- **WHAT IS BEING ASKED**
Keep only the lines in the rows below that contain the word "airbag", and copy each one unchanged.

★ ★ ★

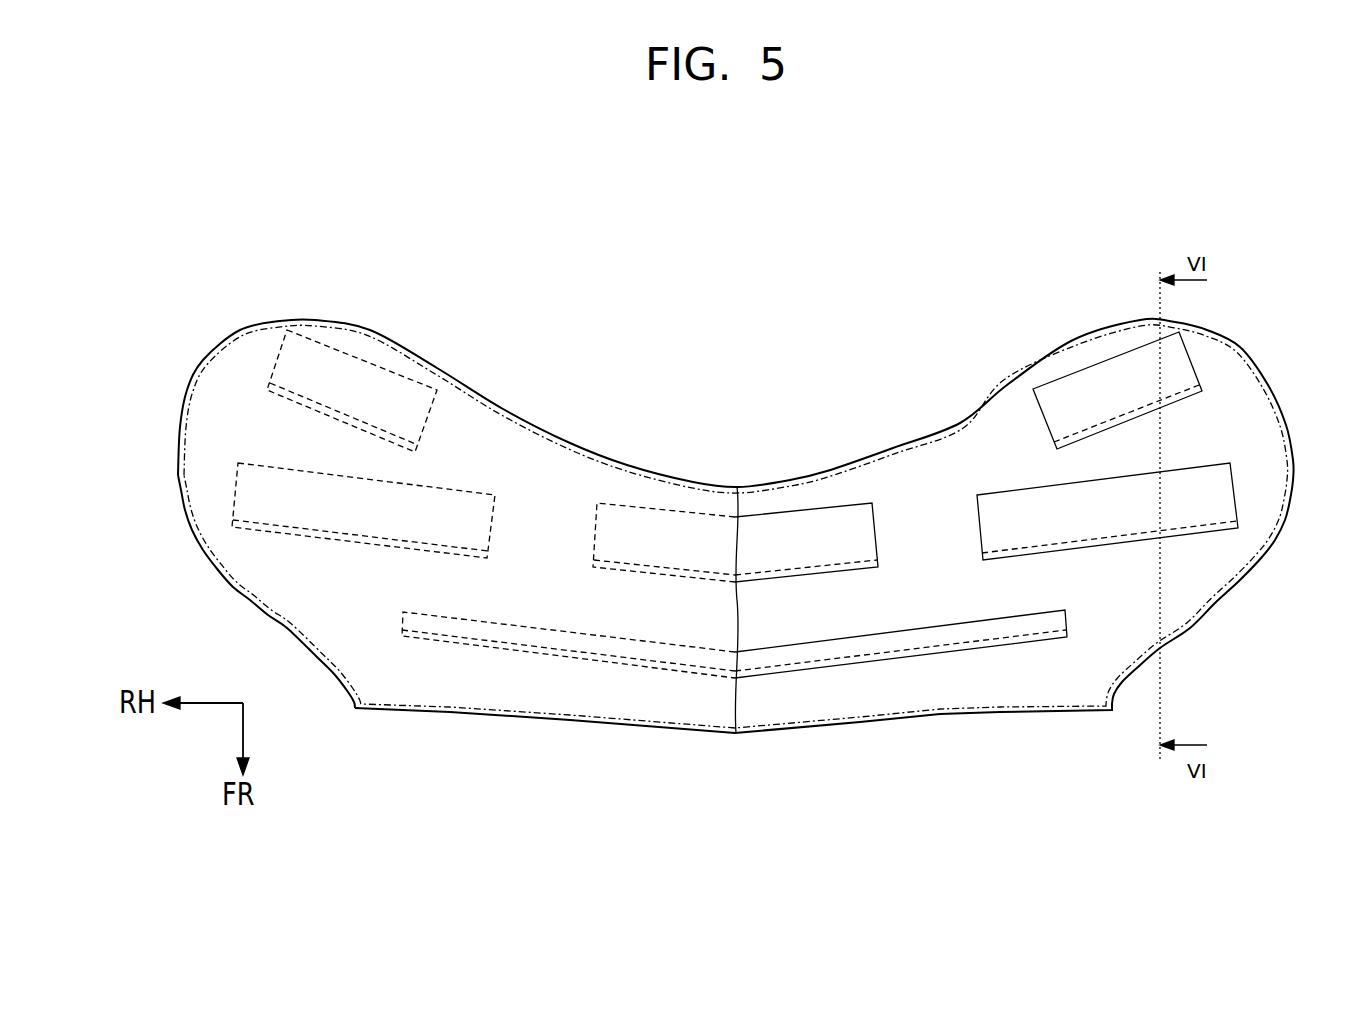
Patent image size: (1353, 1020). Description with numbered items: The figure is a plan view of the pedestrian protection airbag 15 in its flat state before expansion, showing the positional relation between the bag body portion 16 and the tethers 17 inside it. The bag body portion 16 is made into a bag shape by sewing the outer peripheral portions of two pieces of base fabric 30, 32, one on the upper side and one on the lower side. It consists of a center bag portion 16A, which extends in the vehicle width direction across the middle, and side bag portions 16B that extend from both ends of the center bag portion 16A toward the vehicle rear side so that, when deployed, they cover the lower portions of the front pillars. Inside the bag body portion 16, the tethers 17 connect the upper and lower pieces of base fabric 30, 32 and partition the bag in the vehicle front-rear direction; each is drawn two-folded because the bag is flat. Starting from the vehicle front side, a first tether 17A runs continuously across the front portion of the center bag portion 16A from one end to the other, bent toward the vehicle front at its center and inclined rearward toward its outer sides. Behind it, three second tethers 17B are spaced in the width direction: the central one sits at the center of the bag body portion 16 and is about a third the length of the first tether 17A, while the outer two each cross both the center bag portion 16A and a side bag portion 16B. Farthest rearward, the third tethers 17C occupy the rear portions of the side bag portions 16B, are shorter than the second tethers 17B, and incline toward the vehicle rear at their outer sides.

The airbag 15 is at (567, 366).
The bag body portion 16 is at (639, 469).
The center bag portion 16A is at (908, 473).
The side bag portions 16B is at (222, 413).
The tethers 17 is at (704, 528).
The first tether 17A is at (898, 657).
The second tethers 17B is at (237, 493).
The third tethers 17C is at (362, 362).
The base fabric 30 is at (458, 440).
The base fabric 32 is at (997, 443).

★ ★ ★

- **FINISHED ANSWER**
Patent image size: (1353, 1020). Description with numbered items: The figure is a plan view of the pedestrian protection airbag 15 in its flat state before expansion, showing the positional relation between the bag body portion 16 and the tethers 17 inside it. The bag body portion 16 is made into a bag shape by sewing the outer peripheral portions of two pieces of base fabric 30, 32, one on the upper side and one on the lower side. It consists of a center bag portion 16A, which extends in the vehicle width direction across the middle, and side bag portions 16B that extend from both ends of the center bag portion 16A toward the vehicle rear side so that, when deployed, they cover the lower portions of the front pillars. Inside the bag body portion 16, the tethers 17 connect the upper and lower pieces of base fabric 30, 32 and partition the bag in the vehicle front-rear direction; each is drawn two-folded because the bag is flat. Starting from the vehicle front side, a first tether 17A runs continuously across the front portion of the center bag portion 16A from one end to the other, bent toward the vehicle front at its center and inclined rearward toward its outer sides. Behind it, three second tethers 17B are spaced in the width direction: the central one sits at the center of the bag body portion 16 and is about a third the length of the first tether 17A, while the outer two each cross both the center bag portion 16A and a side bag portion 16B. Farthest rearward, the third tethers 17C occupy the rear portions of the side bag portions 16B, are shorter than the second tethers 17B, and incline toward the vehicle rear at their outer sides.
The airbag 15 is at (567, 366).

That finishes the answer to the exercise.